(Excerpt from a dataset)
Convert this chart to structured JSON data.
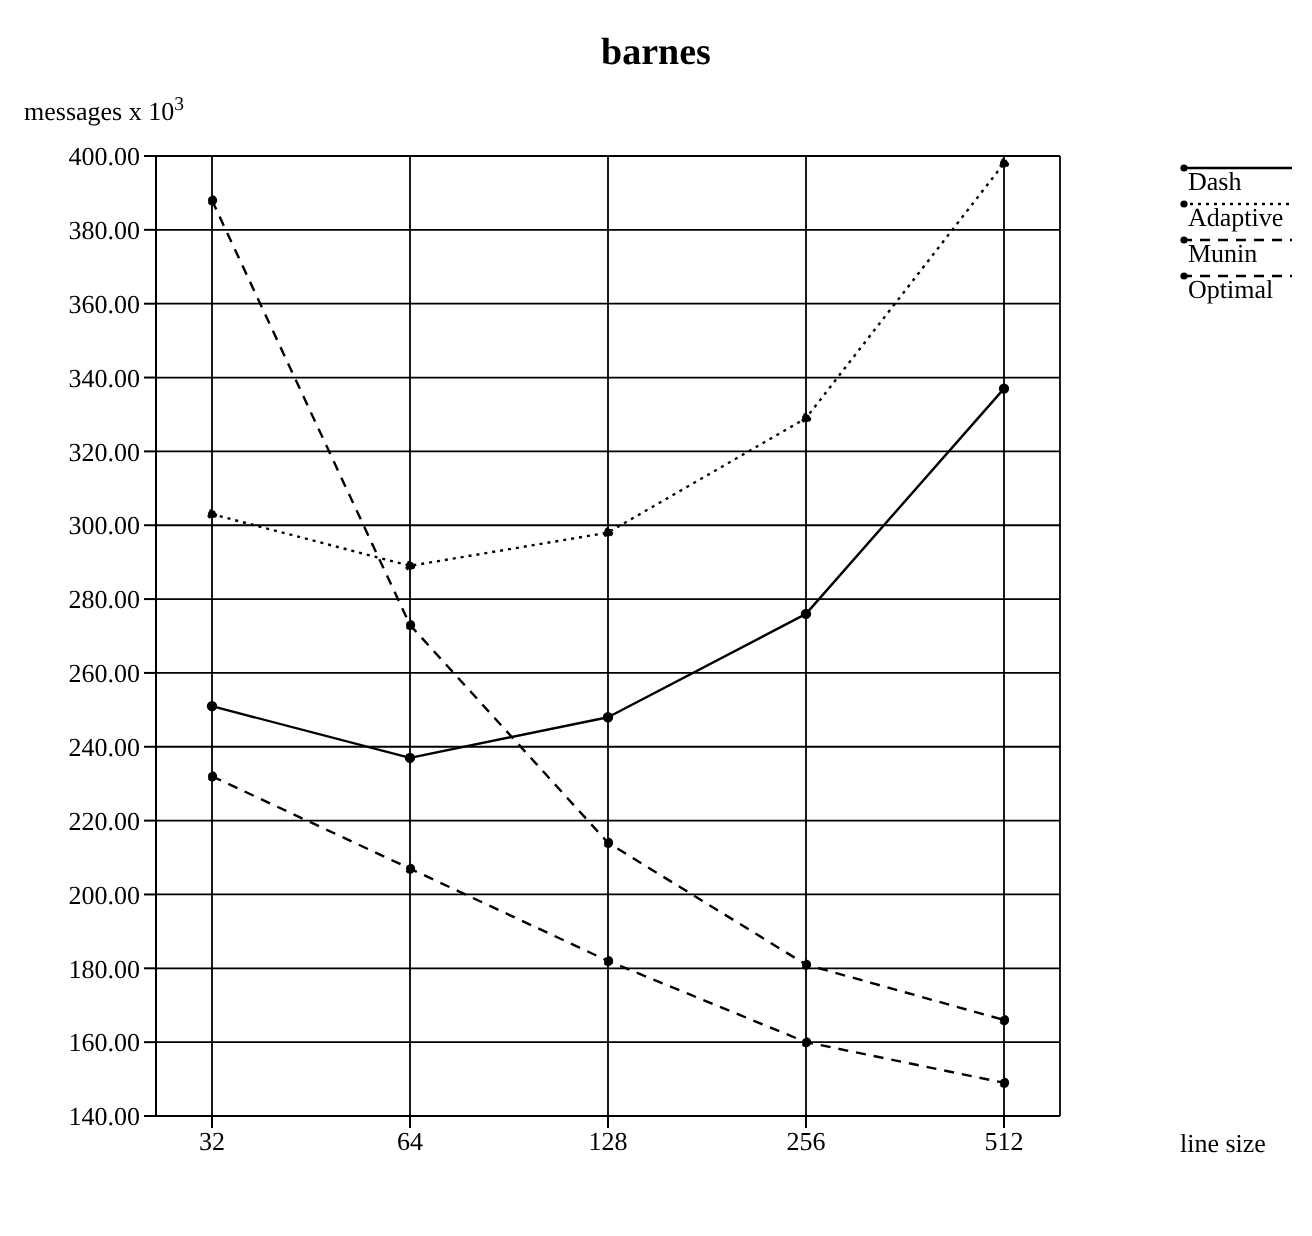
{
  "chart_data": {
    "type": "line",
    "title": "barnes",
    "ylabel": "messages x 10$^{3}$",
    "xlabel": "line size",
    "categories": [
      "32",
      "64",
      "128",
      "256",
      "512"
    ],
    "series": [
      {
        "name": "Dash",
        "color": "#000000",
        "line_style": "solid",
        "values": [
          251,
          237,
          248,
          276,
          337
        ]
      },
      {
        "name": "Adaptive",
        "color": "#000000",
        "line_style": "dotted",
        "values": [
          303,
          289,
          298,
          329,
          398
        ]
      },
      {
        "name": "Munin",
        "color": "#000000",
        "line_style": "dashed",
        "values": [
          388,
          273,
          214,
          181,
          166
        ]
      },
      {
        "name": "Optimal",
        "color": "#000000",
        "line_style": "dashed",
        "values": [
          232,
          207,
          182,
          160,
          149
        ]
      }
    ],
    "ylim": [
      140,
      400
    ],
    "yticks": [
      {
        "value": 140,
        "label": "140.00"
      },
      {
        "value": 160,
        "label": "160.00"
      },
      {
        "value": 180,
        "label": "180.00"
      },
      {
        "value": 200,
        "label": "200.00"
      },
      {
        "value": 220,
        "label": "220.00"
      },
      {
        "value": 240,
        "label": "240.00"
      },
      {
        "value": 260,
        "label": "260.00"
      },
      {
        "value": 280,
        "label": "280.00"
      },
      {
        "value": 300,
        "label": "300.00"
      },
      {
        "value": 320,
        "label": "320.00"
      },
      {
        "value": 340,
        "label": "340.00"
      },
      {
        "value": 360,
        "label": "360.00"
      },
      {
        "value": 380,
        "label": "380.00"
      },
      {
        "value": 400,
        "label": "400.00"
      }
    ],
    "grid": true,
    "legend": "top right",
    "marker": "circle"
  }
}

== WHAT IS BEING ASKED ==
Every line above should be returned exactly; the pictures stay out.

== TASK SOLUTION ==
Convert this chart to structured JSON data.
{
  "chart_data": {
    "type": "line",
    "title": "barnes",
    "ylabel": "messages x 10$^{3}$",
    "xlabel": "line size",
    "categories": [
      "32",
      "64",
      "128",
      "256",
      "512"
    ],
    "series": [
      {
        "name": "Dash",
        "color": "#000000",
        "line_style": "solid",
        "values": [
          251,
          237,
          248,
          276,
          337
        ]
      },
      {
        "name": "Adaptive",
        "color": "#000000",
        "line_style": "dotted",
        "values": [
          303,
          289,
          298,
          329,
          398
        ]
      },
      {
        "name": "Munin",
        "color": "#000000",
        "line_style": "dashed",
        "values": [
          388,
          273,
          214,
          181,
          166
        ]
      },
      {
        "name": "Optimal",
        "color": "#000000",
        "line_style": "dashed",
        "values": [
          232,
          207,
          182,
          160,
          149
        ]
      }
    ],
    "ylim": [
      140,
      400
    ],
    "yticks": [
      {
        "value": 140,
        "label": "140.00"
      },
      {
        "value": 160,
        "label": "160.00"
      },
      {
        "value": 180,
        "label": "180.00"
      },
      {
        "value": 200,
        "label": "200.00"
      },
      {
        "value": 220,
        "label": "220.00"
      },
      {
        "value": 240,
        "label": "240.00"
      },
      {
        "value": 260,
        "label": "260.00"
      },
      {
        "value": 280,
        "label": "280.00"
      },
      {
        "value": 300,
        "label": "300.00"
      },
      {
        "value": 320,
        "label": "320.00"
      },
      {
        "value": 340,
        "label": "340.00"
      },
      {
        "value": 360,
        "label": "360.00"
      },
      {
        "value": 380,
        "label": "380.00"
      },
      {
        "value": 400,
        "label": "400.00"
      }
    ],
    "grid": true,
    "legend": "top right",
    "marker": "circle"
  }
}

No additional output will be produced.